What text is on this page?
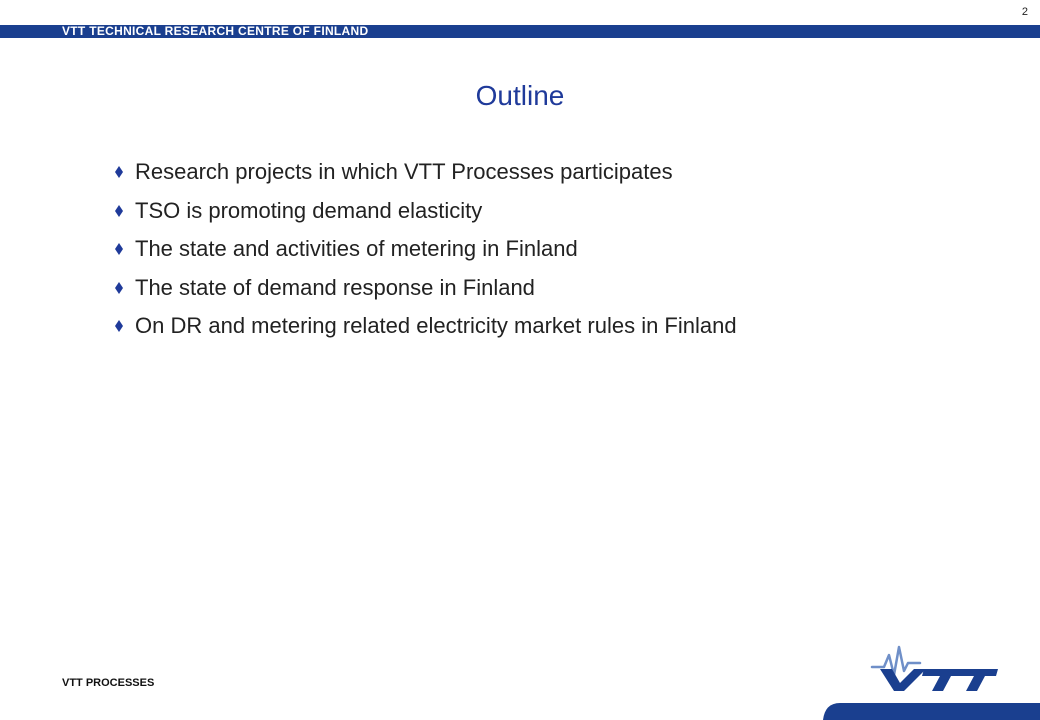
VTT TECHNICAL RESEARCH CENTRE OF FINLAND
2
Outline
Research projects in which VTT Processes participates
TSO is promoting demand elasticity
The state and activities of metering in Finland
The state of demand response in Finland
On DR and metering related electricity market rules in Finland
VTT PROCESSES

◆ ◆ ◆ ◆ ◆ ◆ ◆

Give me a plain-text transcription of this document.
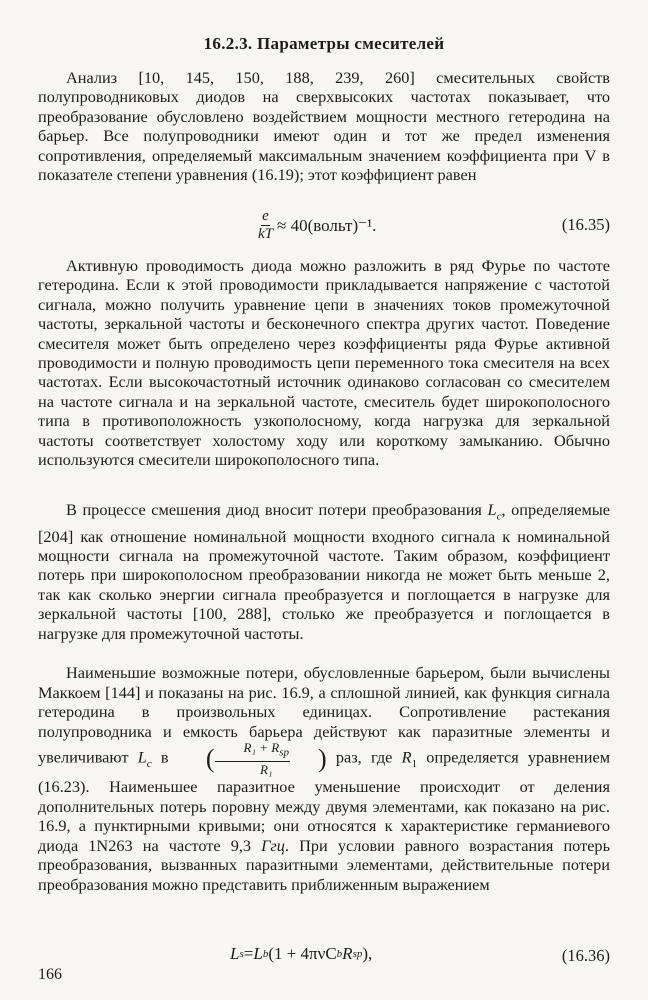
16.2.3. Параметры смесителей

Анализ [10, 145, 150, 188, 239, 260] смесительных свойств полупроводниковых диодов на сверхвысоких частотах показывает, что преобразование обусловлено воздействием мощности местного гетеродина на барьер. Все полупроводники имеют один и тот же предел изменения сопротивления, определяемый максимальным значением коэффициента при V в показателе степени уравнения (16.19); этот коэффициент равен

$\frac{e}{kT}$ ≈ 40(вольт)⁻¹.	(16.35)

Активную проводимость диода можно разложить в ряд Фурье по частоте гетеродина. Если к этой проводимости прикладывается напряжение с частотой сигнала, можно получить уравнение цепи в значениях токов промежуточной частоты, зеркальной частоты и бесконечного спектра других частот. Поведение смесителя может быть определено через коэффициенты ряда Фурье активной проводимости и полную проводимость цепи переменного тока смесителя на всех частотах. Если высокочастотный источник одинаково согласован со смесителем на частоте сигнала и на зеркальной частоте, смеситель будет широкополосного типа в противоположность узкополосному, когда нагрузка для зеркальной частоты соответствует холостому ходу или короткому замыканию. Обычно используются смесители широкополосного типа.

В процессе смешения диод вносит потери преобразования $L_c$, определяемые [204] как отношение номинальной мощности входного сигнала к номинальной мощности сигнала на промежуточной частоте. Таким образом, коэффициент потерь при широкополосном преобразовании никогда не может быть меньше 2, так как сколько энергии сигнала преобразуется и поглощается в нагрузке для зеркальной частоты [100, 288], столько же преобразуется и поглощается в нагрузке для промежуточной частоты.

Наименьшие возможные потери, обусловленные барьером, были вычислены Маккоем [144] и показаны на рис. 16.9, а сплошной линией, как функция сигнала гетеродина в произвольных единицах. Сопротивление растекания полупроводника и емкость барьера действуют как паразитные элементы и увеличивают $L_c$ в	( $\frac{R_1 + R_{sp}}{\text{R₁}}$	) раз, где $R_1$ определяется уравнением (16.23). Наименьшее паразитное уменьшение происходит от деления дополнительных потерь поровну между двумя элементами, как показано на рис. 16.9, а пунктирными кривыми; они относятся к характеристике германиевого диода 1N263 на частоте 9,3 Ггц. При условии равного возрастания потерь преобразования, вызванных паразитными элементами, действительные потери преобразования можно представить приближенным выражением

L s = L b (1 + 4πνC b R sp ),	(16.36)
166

◆ ◆ ◆ ◆ ◆ ◆ ◆

→ **TASK DIRECTIONS**
List the lines of the entries that include "this".

→ **EXERCISE OUTPUT**
What text is on this page?
Give me a plain-text transcription of this document.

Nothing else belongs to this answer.